*Directions for this task*. Please return the material lines starting at the one containing "hid-icon: 🖱 <box>219 267 235 283</box>" and ending at the one containing "expander-icon[interactable]: › <box>26 180", reproduced without any change.

*Provided material*.
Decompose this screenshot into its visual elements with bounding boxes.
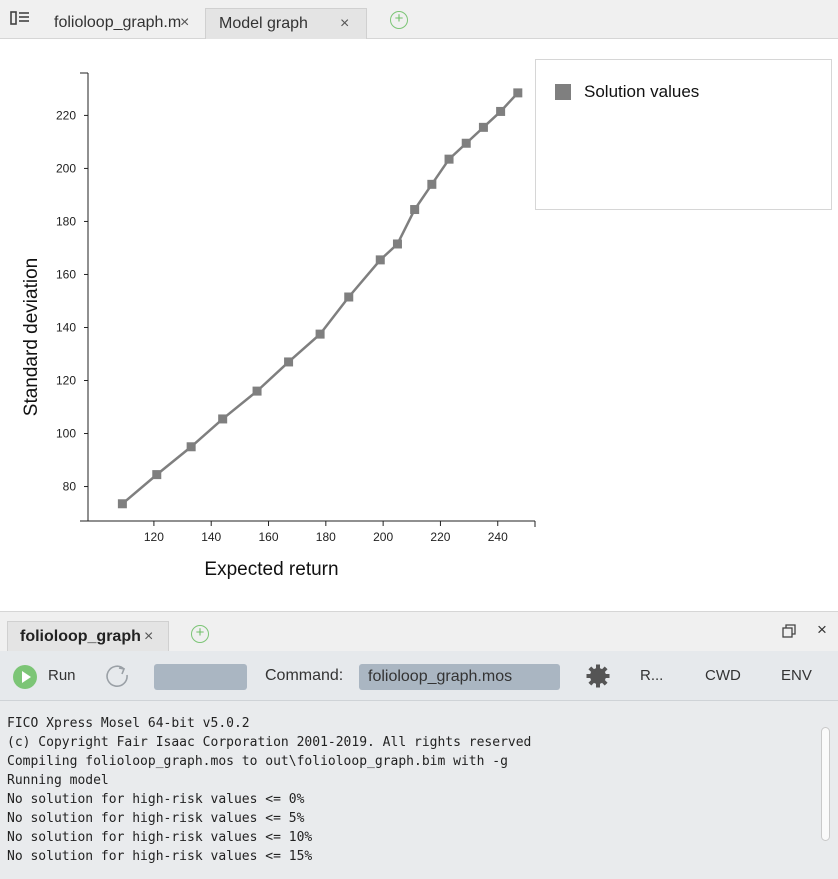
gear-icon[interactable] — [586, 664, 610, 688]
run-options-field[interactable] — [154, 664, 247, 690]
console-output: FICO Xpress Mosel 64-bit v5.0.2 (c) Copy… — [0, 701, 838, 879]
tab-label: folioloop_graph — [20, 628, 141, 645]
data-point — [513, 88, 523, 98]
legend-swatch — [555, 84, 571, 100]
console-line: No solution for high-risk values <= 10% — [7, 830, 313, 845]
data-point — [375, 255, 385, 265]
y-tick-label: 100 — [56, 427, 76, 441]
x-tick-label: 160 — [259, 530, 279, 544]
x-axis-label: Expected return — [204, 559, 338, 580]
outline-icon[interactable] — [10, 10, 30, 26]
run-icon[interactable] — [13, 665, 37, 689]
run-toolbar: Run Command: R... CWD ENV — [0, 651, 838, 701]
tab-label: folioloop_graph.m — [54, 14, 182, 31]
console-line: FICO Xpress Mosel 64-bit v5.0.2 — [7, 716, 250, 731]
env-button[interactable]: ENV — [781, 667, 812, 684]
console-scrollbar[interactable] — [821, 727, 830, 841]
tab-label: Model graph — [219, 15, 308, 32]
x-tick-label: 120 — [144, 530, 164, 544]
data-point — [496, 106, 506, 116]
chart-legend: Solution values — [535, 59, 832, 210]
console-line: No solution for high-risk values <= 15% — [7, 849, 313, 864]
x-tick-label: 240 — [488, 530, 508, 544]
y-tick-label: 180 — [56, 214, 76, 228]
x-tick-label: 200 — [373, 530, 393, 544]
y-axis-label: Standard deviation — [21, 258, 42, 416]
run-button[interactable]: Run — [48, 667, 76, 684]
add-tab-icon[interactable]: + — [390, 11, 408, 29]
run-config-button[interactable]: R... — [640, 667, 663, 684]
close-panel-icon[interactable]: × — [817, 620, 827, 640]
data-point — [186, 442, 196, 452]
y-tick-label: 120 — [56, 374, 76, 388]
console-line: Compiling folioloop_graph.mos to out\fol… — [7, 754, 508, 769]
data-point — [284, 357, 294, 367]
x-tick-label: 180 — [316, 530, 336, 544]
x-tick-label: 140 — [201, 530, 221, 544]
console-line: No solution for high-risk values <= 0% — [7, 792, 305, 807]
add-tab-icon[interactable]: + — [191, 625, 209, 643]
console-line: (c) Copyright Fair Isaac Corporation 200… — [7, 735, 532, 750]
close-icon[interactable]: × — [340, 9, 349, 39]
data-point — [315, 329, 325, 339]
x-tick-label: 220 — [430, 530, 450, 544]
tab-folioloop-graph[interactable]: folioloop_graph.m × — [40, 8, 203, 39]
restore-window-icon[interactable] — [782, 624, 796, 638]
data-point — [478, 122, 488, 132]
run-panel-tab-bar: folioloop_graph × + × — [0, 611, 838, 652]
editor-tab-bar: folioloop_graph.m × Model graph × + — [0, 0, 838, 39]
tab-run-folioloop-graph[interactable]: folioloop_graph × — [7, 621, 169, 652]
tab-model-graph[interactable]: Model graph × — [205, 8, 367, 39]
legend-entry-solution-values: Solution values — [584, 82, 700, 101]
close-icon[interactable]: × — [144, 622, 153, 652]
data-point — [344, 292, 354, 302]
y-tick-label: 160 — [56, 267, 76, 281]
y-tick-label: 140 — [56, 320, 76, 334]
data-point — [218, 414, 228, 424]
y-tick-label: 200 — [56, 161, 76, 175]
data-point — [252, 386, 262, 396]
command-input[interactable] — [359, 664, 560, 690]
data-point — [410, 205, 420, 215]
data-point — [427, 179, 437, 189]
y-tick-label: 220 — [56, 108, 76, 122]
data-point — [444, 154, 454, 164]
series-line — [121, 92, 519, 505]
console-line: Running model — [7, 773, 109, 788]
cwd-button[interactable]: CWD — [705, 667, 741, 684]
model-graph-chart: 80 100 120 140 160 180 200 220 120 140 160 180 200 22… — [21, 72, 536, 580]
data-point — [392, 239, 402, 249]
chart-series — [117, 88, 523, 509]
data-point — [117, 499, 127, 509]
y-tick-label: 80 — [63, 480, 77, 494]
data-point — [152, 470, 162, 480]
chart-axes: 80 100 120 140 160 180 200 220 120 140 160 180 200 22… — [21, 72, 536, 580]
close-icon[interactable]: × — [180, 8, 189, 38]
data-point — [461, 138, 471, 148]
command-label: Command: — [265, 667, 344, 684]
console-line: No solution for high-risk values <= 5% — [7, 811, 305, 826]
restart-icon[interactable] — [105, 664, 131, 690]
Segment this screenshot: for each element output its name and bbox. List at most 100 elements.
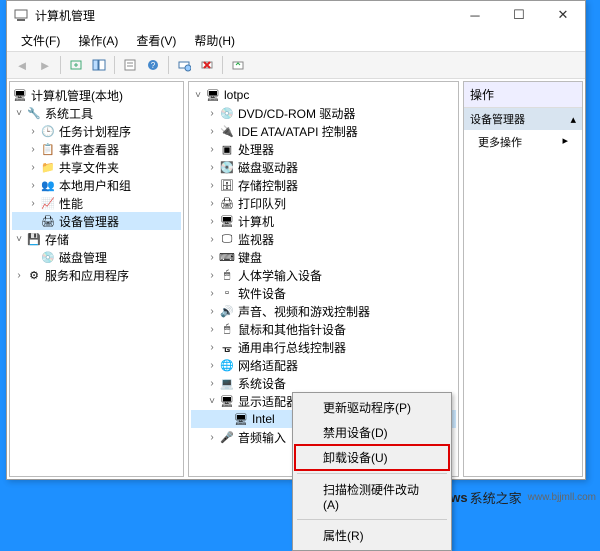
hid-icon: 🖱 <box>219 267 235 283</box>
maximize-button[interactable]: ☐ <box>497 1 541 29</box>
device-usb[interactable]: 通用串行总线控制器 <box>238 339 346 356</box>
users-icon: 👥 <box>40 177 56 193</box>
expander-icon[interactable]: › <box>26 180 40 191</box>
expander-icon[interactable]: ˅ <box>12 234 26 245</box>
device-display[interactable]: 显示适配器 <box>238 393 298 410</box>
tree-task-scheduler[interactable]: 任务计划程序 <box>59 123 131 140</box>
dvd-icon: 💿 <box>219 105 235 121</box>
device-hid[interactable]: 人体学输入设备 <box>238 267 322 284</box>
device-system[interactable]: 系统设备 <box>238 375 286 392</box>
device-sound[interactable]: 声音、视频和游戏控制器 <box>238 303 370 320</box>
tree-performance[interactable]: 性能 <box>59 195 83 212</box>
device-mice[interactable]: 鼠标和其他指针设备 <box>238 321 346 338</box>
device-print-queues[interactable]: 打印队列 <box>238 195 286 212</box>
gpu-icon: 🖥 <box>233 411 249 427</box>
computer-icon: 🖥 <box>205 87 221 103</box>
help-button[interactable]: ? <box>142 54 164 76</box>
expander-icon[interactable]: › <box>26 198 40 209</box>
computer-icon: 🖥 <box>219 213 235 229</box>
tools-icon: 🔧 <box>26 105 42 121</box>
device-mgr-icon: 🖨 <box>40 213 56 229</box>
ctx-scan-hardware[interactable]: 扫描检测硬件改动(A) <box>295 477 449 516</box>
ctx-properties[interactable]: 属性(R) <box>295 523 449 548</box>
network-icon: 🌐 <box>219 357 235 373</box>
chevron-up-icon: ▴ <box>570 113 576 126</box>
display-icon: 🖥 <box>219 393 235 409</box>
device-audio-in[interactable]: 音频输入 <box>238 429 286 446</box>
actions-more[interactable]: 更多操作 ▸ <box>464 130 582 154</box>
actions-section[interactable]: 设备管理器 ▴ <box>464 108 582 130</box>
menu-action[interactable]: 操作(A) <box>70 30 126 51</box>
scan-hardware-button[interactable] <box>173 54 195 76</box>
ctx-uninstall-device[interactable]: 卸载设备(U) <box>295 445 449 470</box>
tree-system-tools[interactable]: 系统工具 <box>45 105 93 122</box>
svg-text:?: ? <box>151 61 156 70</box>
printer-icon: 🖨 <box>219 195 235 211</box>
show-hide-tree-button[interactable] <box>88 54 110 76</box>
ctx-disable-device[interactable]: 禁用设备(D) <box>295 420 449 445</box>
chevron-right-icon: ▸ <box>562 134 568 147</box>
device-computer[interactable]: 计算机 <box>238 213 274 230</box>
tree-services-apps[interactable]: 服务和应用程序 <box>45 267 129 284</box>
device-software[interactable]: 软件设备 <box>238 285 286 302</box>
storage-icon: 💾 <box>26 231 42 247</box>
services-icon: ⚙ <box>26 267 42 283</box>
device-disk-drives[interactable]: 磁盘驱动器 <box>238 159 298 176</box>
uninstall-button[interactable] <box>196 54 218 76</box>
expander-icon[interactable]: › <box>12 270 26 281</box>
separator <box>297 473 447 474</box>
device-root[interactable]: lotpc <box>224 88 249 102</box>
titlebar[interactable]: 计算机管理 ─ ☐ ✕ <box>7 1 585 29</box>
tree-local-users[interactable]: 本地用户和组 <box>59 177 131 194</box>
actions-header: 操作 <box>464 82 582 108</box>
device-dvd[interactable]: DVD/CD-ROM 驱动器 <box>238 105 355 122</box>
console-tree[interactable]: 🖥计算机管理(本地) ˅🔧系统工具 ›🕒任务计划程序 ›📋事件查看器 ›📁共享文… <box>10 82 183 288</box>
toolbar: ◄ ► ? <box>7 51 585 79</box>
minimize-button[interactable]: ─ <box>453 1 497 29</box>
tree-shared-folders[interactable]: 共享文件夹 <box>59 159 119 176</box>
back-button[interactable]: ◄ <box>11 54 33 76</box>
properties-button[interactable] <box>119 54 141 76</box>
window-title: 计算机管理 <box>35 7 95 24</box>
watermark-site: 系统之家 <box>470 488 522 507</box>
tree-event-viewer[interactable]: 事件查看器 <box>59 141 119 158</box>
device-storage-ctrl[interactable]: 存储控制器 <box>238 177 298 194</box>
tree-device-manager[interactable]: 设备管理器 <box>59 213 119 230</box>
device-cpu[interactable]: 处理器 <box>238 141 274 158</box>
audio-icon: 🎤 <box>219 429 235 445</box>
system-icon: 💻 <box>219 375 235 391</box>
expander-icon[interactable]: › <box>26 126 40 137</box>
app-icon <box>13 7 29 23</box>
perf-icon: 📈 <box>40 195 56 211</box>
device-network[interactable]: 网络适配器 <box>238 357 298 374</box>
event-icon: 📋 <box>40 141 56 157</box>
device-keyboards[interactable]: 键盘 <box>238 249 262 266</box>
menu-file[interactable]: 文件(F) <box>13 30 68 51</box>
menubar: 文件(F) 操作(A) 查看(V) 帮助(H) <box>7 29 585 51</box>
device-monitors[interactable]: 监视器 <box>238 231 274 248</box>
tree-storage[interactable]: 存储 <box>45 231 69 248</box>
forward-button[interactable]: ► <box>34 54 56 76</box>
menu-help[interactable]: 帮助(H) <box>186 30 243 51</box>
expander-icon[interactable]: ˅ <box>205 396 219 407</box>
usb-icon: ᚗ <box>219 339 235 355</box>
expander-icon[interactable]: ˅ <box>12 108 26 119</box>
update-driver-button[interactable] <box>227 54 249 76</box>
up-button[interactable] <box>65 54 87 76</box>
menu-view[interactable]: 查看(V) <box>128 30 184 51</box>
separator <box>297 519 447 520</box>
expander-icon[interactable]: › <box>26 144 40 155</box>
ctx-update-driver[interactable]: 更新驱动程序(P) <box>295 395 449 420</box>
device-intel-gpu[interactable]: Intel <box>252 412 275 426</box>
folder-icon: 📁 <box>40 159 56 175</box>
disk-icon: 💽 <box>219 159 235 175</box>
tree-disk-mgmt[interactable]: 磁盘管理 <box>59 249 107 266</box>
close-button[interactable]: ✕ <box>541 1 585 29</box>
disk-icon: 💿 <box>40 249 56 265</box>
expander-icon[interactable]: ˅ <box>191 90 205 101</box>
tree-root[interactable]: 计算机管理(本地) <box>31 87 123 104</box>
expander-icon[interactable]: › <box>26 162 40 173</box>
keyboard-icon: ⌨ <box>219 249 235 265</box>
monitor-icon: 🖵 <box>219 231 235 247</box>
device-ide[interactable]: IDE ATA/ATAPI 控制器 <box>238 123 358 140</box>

*In response*.
hid-icon: 🖱 <box>219 267 235 283</box>
maximize-button[interactable]: ☐ <box>497 1 541 29</box>
device-usb[interactable]: 通用串行总线控制器 <box>238 339 346 356</box>
users-icon: 👥 <box>40 177 56 193</box>
expander-icon[interactable]: › <box>26 180 40 191</box>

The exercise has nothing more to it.